# [Given request]
Collect each line holding the string "DKFS".

(Extracted records)
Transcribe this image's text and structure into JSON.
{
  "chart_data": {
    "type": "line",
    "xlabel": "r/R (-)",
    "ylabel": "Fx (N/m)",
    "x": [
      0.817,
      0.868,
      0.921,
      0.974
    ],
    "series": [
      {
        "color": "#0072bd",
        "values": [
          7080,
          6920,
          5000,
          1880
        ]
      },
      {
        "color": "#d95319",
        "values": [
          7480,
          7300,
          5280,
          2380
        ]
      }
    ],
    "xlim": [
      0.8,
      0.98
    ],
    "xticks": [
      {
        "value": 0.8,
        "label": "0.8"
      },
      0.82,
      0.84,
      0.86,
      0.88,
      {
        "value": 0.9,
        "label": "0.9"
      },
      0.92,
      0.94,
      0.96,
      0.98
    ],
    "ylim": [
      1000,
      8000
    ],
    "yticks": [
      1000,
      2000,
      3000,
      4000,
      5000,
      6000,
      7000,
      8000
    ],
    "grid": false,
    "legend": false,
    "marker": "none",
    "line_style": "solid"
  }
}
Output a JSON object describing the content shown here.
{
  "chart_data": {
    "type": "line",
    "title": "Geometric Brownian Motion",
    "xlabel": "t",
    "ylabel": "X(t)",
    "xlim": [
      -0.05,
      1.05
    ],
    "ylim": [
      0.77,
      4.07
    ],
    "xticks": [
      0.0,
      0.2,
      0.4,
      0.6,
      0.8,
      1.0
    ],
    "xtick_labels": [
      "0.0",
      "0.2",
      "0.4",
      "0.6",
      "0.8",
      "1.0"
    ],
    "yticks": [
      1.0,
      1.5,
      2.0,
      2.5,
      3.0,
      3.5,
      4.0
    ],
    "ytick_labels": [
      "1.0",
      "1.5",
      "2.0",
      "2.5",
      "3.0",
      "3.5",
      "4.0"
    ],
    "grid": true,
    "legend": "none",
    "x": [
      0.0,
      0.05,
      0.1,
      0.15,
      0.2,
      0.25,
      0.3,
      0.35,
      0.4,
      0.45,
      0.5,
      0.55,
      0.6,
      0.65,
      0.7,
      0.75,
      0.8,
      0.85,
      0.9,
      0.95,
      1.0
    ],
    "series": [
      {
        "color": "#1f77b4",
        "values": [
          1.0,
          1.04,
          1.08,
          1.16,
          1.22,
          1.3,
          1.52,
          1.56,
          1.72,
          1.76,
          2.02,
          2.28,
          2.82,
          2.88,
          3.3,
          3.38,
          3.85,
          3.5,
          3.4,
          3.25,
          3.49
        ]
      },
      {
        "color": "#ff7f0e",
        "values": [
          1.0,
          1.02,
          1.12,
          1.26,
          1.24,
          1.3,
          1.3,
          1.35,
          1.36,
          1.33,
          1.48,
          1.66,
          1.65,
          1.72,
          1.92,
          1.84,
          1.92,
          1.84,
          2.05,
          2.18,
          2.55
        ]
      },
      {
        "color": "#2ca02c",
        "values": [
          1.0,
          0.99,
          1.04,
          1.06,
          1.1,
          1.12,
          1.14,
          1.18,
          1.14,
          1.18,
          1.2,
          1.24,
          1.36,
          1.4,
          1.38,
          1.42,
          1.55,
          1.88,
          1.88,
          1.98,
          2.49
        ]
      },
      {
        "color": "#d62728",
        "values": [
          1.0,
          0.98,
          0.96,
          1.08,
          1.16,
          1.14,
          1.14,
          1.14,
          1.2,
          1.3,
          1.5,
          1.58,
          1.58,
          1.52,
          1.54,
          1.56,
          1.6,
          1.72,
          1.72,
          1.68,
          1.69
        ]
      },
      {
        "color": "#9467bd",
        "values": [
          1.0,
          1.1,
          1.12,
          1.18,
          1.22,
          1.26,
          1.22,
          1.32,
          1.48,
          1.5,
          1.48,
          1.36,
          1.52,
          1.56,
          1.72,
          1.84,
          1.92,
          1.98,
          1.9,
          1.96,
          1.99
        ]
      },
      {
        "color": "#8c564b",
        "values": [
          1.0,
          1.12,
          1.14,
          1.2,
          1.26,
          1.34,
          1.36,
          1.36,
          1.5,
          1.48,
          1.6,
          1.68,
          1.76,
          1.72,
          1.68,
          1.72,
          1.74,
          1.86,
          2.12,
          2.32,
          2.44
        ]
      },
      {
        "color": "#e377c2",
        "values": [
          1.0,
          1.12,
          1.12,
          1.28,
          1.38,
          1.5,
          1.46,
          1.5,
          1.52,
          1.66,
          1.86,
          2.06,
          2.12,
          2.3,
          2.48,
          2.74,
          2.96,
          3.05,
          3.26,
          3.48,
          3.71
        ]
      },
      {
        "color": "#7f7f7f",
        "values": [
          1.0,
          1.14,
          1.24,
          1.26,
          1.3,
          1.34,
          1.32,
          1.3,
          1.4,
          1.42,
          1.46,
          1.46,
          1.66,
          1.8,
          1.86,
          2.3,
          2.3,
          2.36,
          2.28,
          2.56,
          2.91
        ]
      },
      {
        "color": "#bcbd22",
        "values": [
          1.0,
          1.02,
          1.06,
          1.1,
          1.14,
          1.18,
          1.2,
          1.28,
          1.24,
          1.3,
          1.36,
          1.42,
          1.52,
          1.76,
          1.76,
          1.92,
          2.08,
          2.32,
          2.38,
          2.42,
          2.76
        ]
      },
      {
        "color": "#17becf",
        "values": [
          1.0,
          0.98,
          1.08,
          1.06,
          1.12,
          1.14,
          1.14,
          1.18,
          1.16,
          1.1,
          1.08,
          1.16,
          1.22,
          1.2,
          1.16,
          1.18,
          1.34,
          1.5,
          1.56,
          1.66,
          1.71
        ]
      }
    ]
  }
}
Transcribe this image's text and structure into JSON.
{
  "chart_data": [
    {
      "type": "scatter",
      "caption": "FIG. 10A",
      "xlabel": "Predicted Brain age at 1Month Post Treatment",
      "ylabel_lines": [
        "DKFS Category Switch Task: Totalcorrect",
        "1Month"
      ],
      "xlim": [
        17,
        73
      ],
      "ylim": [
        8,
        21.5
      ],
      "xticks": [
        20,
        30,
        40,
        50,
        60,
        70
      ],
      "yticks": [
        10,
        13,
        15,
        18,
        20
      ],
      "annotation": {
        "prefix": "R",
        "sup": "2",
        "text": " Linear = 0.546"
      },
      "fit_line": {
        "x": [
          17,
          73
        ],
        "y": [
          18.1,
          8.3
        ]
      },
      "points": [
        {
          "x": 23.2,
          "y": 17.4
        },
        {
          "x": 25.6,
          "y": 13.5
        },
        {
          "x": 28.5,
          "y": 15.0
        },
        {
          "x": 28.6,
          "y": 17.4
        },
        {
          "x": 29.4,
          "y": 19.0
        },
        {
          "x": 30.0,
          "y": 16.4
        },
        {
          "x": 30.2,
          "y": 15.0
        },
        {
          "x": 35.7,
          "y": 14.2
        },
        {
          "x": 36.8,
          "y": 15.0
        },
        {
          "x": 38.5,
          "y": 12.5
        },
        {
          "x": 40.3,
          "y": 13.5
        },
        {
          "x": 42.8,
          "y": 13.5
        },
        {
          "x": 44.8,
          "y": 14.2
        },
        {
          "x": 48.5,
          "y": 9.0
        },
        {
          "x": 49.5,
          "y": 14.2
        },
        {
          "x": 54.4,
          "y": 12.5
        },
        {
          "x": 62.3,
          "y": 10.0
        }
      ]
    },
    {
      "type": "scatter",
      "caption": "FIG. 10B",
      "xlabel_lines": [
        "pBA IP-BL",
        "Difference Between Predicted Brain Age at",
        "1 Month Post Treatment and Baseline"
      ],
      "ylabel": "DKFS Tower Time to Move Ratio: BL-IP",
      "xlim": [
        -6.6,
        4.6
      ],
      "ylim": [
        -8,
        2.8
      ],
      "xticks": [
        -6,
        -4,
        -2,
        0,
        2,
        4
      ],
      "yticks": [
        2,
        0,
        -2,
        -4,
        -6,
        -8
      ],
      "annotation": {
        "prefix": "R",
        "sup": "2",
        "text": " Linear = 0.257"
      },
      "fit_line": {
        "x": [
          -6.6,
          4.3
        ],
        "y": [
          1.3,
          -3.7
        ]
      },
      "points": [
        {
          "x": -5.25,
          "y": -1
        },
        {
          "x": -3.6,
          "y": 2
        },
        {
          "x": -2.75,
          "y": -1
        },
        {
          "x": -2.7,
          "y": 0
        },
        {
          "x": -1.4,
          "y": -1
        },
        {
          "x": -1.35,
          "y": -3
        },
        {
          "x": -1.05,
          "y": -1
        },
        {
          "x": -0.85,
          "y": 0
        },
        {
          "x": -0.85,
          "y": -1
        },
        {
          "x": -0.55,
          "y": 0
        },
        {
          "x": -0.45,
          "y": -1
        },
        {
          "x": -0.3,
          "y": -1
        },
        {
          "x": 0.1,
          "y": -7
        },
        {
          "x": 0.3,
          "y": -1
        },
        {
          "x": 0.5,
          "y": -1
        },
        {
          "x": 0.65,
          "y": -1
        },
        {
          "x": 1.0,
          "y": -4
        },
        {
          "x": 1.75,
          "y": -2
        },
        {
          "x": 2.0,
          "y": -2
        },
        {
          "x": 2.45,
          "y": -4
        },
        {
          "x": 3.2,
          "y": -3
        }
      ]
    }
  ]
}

# [Result of the exercise]
        "DKFS Category Switch Task: Totalcorrect",
      "ylabel": "DKFS Tower Time to Move Ratio: BL-IP",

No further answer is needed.